--- BEGIN ---
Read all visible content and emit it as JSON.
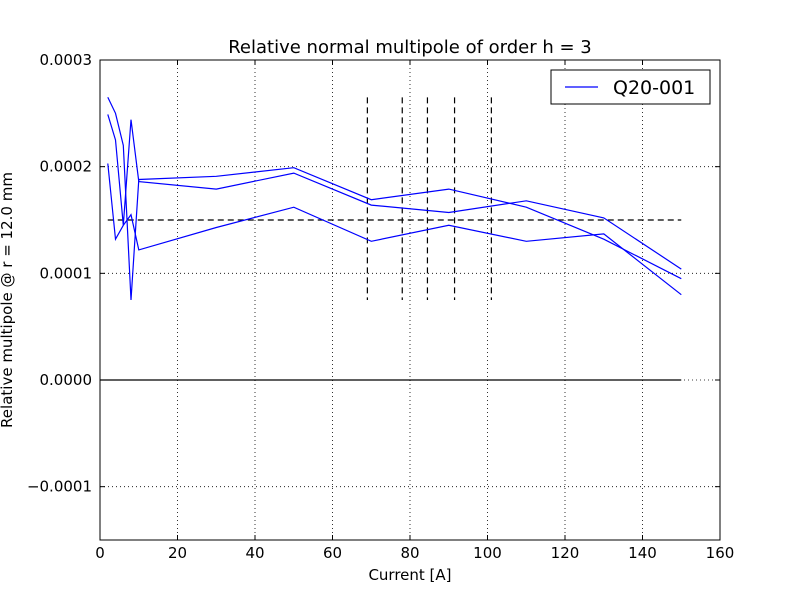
{
  "chart_data": {
    "type": "line",
    "title": "Relative normal multipole of order h = 3",
    "xlabel": "Current [A]",
    "ylabel": "Relative multipole @ r = 12.0 mm",
    "xlim": [
      0,
      160
    ],
    "ylim": [
      -0.00015,
      0.0003
    ],
    "x_ticks": [
      0,
      20,
      40,
      60,
      80,
      100,
      120,
      140,
      160
    ],
    "x_tick_labels": [
      "0",
      "20",
      "40",
      "60",
      "80",
      "100",
      "120",
      "140",
      "160"
    ],
    "y_ticks": [
      -0.0001,
      0.0,
      0.0001,
      0.0002,
      0.0003
    ],
    "y_tick_labels": [
      "−0.0001",
      "0.0000",
      "0.0001",
      "0.0002",
      "0.0003"
    ],
    "grid": true,
    "legend_position": "top-right",
    "series": [
      {
        "name": "Q20-001",
        "color": "#0000ff",
        "x": [
          2,
          4,
          6,
          8,
          10,
          30,
          50,
          70,
          90,
          110,
          130,
          150
        ],
        "y": [
          0.000265,
          0.00025,
          0.00022,
          7.5e-05,
          0.000188,
          0.000191,
          0.000199,
          0.000169,
          0.000179,
          0.000162,
          0.000132,
          9.5e-05
        ]
      },
      {
        "name": "",
        "color": "#0000ff",
        "x": [
          2,
          4,
          6,
          8,
          10,
          30,
          50,
          70,
          90,
          110,
          130,
          150
        ],
        "y": [
          0.000249,
          0.000225,
          0.000145,
          0.000244,
          0.000186,
          0.000179,
          0.000194,
          0.000164,
          0.000157,
          0.000168,
          0.000152,
          0.000104
        ]
      },
      {
        "name": "",
        "color": "#0000ff",
        "x": [
          2,
          4,
          6,
          8,
          10,
          30,
          50,
          70,
          90,
          110,
          130,
          150
        ],
        "y": [
          0.000203,
          0.000132,
          0.000145,
          0.000155,
          0.000122,
          0.000143,
          0.000162,
          0.00013,
          0.000145,
          0.00013,
          0.000137,
          8e-05
        ]
      }
    ],
    "reference_lines": {
      "horizontal": [
        {
          "y": 0.00015,
          "x_range": [
            2,
            150
          ],
          "color": "#000000",
          "style": "dashed"
        },
        {
          "y": 0.0,
          "x_range": [
            0,
            150
          ],
          "color": "#000000",
          "style": "solid"
        }
      ],
      "vertical": [
        {
          "x": 69,
          "y_range": [
            7.5e-05,
            0.000265
          ],
          "color": "#000000",
          "style": "dashed"
        },
        {
          "x": 78,
          "y_range": [
            7.5e-05,
            0.000265
          ],
          "color": "#000000",
          "style": "dashed"
        },
        {
          "x": 84.5,
          "y_range": [
            7.5e-05,
            0.000265
          ],
          "color": "#000000",
          "style": "dashed"
        },
        {
          "x": 91.5,
          "y_range": [
            7.5e-05,
            0.000265
          ],
          "color": "#000000",
          "style": "dashed"
        },
        {
          "x": 101,
          "y_range": [
            7.5e-05,
            0.000265
          ],
          "color": "#000000",
          "style": "dashed"
        }
      ]
    }
  }
}
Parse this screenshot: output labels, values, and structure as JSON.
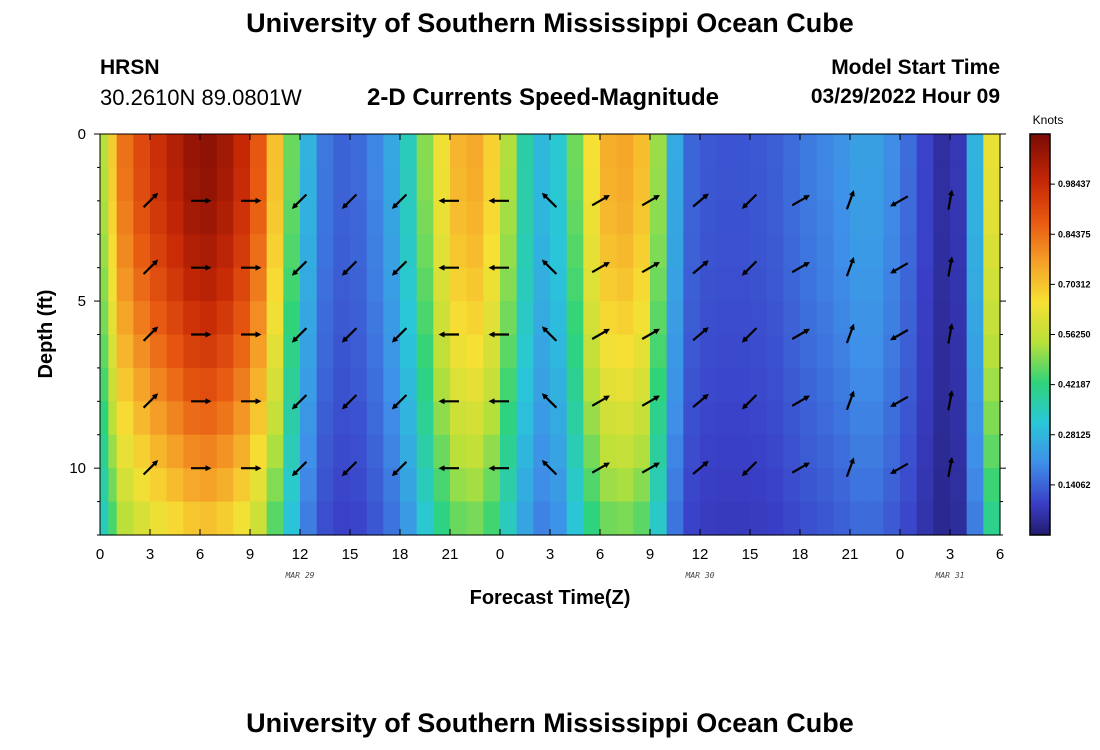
{
  "header": {
    "title": "University of Southern Mississippi Ocean Cube",
    "station": "HRSN",
    "coordinates": "30.2610N  89.0801W",
    "subtitle": "2-D Currents Speed-Magnitude",
    "model_start_label": "Model Start Time",
    "model_start_value": "03/29/2022 Hour 09"
  },
  "footer": {
    "title": "University of Southern Mississippi Ocean Cube"
  },
  "chart_data": {
    "type": "heatmap",
    "title": "2-D Currents Speed-Magnitude",
    "xlabel": "Forecast Time(Z)",
    "ylabel": "Depth (ft)",
    "xlim": [
      0,
      54
    ],
    "ylim": [
      0,
      12
    ],
    "x_ticks": [
      {
        "x": 0,
        "label": "0"
      },
      {
        "x": 3,
        "label": "3"
      },
      {
        "x": 6,
        "label": "6"
      },
      {
        "x": 9,
        "label": "9"
      },
      {
        "x": 12,
        "label": "12"
      },
      {
        "x": 15,
        "label": "15"
      },
      {
        "x": 18,
        "label": "18"
      },
      {
        "x": 21,
        "label": "21"
      },
      {
        "x": 24,
        "label": "0"
      },
      {
        "x": 27,
        "label": "3"
      },
      {
        "x": 30,
        "label": "6"
      },
      {
        "x": 33,
        "label": "9"
      },
      {
        "x": 36,
        "label": "12"
      },
      {
        "x": 39,
        "label": "15"
      },
      {
        "x": 42,
        "label": "18"
      },
      {
        "x": 45,
        "label": "21"
      },
      {
        "x": 48,
        "label": "0"
      },
      {
        "x": 51,
        "label": "3"
      },
      {
        "x": 54,
        "label": "6"
      }
    ],
    "date_labels": [
      {
        "x": 12,
        "label": "MAR 29"
      },
      {
        "x": 36,
        "label": "MAR 30"
      },
      {
        "x": 51,
        "label": "MAR 31"
      }
    ],
    "y_ticks": [
      {
        "y": 0,
        "label": "0"
      },
      {
        "y": 5,
        "label": "5"
      },
      {
        "y": 10,
        "label": "10"
      }
    ],
    "colorbar": {
      "title": "Knots",
      "min": 0.0,
      "max": 1.125,
      "tick_values": [
        0.984375,
        0.84375,
        0.703125,
        0.5625,
        0.421875,
        0.28125,
        0.140625
      ],
      "tick_labels": [
        "0.98437",
        "0.84375",
        "0.70312",
        "0.56250",
        "0.42187",
        "0.28125",
        "0.14062"
      ]
    },
    "depth_rows": [
      0.5,
      1.5,
      2.5,
      3.5,
      4.5,
      5.5,
      6.5,
      7.5,
      8.5,
      9.5,
      10.5,
      11.5
    ],
    "speed_profile": [
      {
        "t": 0,
        "v": 0.5
      },
      {
        "t": 0.5,
        "v": 0.58
      },
      {
        "t": 1,
        "v": 0.8
      },
      {
        "t": 2,
        "v": 0.88
      },
      {
        "t": 3,
        "v": 0.95
      },
      {
        "t": 4,
        "v": 1.0
      },
      {
        "t": 5,
        "v": 1.05
      },
      {
        "t": 6,
        "v": 1.1
      },
      {
        "t": 7,
        "v": 1.08
      },
      {
        "t": 8,
        "v": 1.03
      },
      {
        "t": 9,
        "v": 0.95
      },
      {
        "t": 10,
        "v": 0.82
      },
      {
        "t": 11,
        "v": 0.6
      },
      {
        "t": 12,
        "v": 0.35
      },
      {
        "t": 13,
        "v": 0.2
      },
      {
        "t": 14,
        "v": 0.14
      },
      {
        "t": 15,
        "v": 0.14
      },
      {
        "t": 16,
        "v": 0.16
      },
      {
        "t": 17,
        "v": 0.22
      },
      {
        "t": 18,
        "v": 0.28
      },
      {
        "t": 19,
        "v": 0.42
      },
      {
        "t": 20,
        "v": 0.58
      },
      {
        "t": 21,
        "v": 0.7
      },
      {
        "t": 22,
        "v": 0.76
      },
      {
        "t": 23,
        "v": 0.74
      },
      {
        "t": 24,
        "v": 0.62
      },
      {
        "t": 25,
        "v": 0.45
      },
      {
        "t": 26,
        "v": 0.3
      },
      {
        "t": 27,
        "v": 0.27
      },
      {
        "t": 28,
        "v": 0.38
      },
      {
        "t": 29,
        "v": 0.58
      },
      {
        "t": 30,
        "v": 0.72
      },
      {
        "t": 31,
        "v": 0.76
      },
      {
        "t": 32,
        "v": 0.75
      },
      {
        "t": 33,
        "v": 0.68
      },
      {
        "t": 34,
        "v": 0.35
      },
      {
        "t": 35,
        "v": 0.16
      },
      {
        "t": 36,
        "v": 0.13
      },
      {
        "t": 37,
        "v": 0.12
      },
      {
        "t": 38,
        "v": 0.12
      },
      {
        "t": 39,
        "v": 0.12
      },
      {
        "t": 40,
        "v": 0.13
      },
      {
        "t": 41,
        "v": 0.14
      },
      {
        "t": 42,
        "v": 0.17
      },
      {
        "t": 43,
        "v": 0.18
      },
      {
        "t": 44,
        "v": 0.2
      },
      {
        "t": 45,
        "v": 0.22
      },
      {
        "t": 46,
        "v": 0.25
      },
      {
        "t": 47,
        "v": 0.22
      },
      {
        "t": 48,
        "v": 0.18
      },
      {
        "t": 49,
        "v": 0.13
      },
      {
        "t": 50,
        "v": 0.06
      },
      {
        "t": 51,
        "v": 0.04
      },
      {
        "t": 52,
        "v": 0.1
      },
      {
        "t": 53,
        "v": 0.45
      },
      {
        "t": 54,
        "v": 0.8
      }
    ],
    "vector_columns": [
      {
        "t": 3,
        "angle": -45
      },
      {
        "t": 6,
        "angle": 0
      },
      {
        "t": 9,
        "angle": 0
      },
      {
        "t": 12,
        "angle": 135
      },
      {
        "t": 15,
        "angle": 135
      },
      {
        "t": 18,
        "angle": 135
      },
      {
        "t": 21,
        "angle": 180
      },
      {
        "t": 24,
        "angle": 180
      },
      {
        "t": 27,
        "angle": -135
      },
      {
        "t": 30,
        "angle": -30
      },
      {
        "t": 33,
        "angle": -30
      },
      {
        "t": 36,
        "angle": -40
      },
      {
        "t": 39,
        "angle": 135
      },
      {
        "t": 42,
        "angle": -30
      },
      {
        "t": 45,
        "angle": -70
      },
      {
        "t": 48,
        "angle": 150
      },
      {
        "t": 51,
        "angle": -80
      }
    ],
    "vector_depths": [
      2,
      4,
      6,
      8,
      10
    ]
  }
}
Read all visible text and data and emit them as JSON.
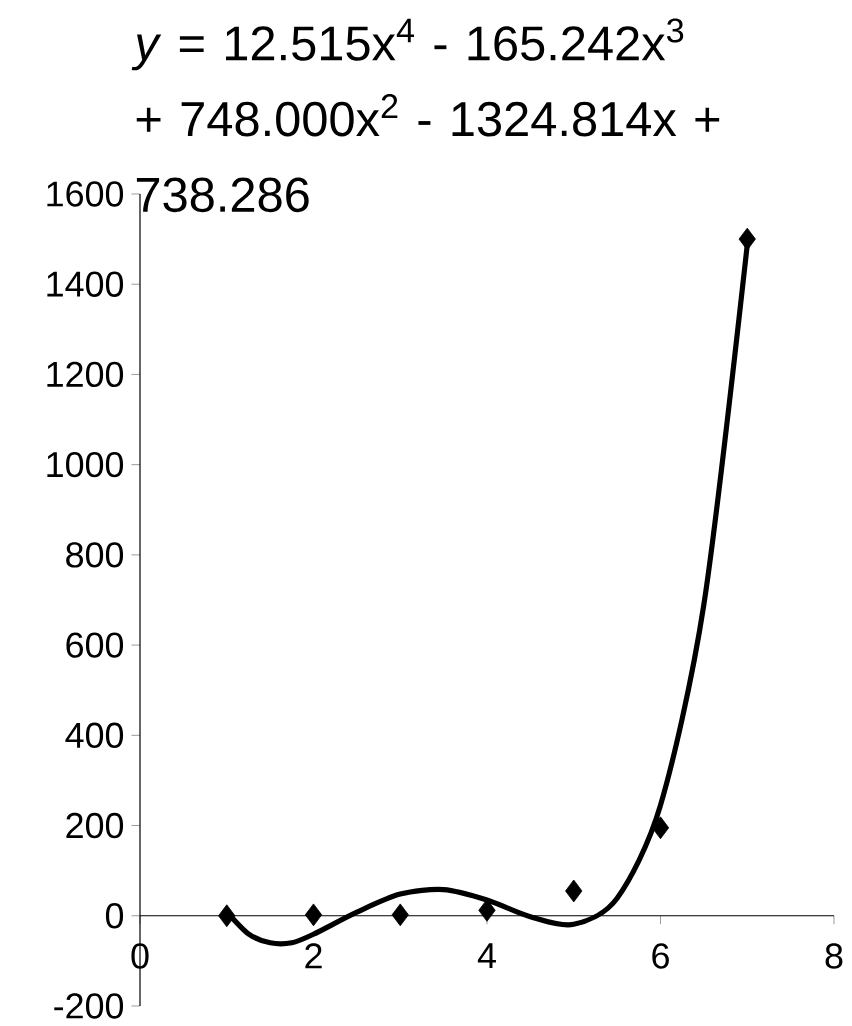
{
  "chart_data": {
    "type": "scatter",
    "title": "*y* = 12.515x$^{4}$ - 165.242x$^{3}$ + 748.000x$^{2}$ - 1324.814x + 738.286",
    "series": [
      {
        "type": "scatter",
        "color": "#000000",
        "marker": "diamond",
        "x": [
          1,
          2,
          3,
          4,
          5,
          6,
          7
        ],
        "values": [
          0,
          2,
          2,
          12,
          55,
          195,
          1500
        ]
      },
      {
        "type": "line",
        "color": "#000000",
        "marker": "none",
        "line_style": "solid",
        "x": [
          1,
          1.25,
          1.5,
          1.75,
          2,
          2.5,
          3,
          3.5,
          4,
          4.5,
          5,
          5.5,
          6,
          6.5,
          7
        ],
        "values": [
          9,
          -40,
          -60,
          -60,
          -41,
          8,
          48,
          58,
          35,
          -2,
          -19,
          39,
          245,
          690,
          1487
        ]
      }
    ],
    "xlim": [
      0,
      8
    ],
    "xticks": [
      0,
      2,
      4,
      6,
      8
    ],
    "ylim": [
      -200,
      1600
    ],
    "yticks": [
      -200,
      0,
      200,
      400,
      600,
      800,
      1000,
      1200,
      1400,
      1600
    ],
    "grid": false
  }
}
--- END ---
Work to complete — Return every line in the listing that contains the word "Mississippi".

The result —
    "title": "University of Southern Mississippi Ocean Cube",
    "title": "University of Southern Mississippi Ocean Cube"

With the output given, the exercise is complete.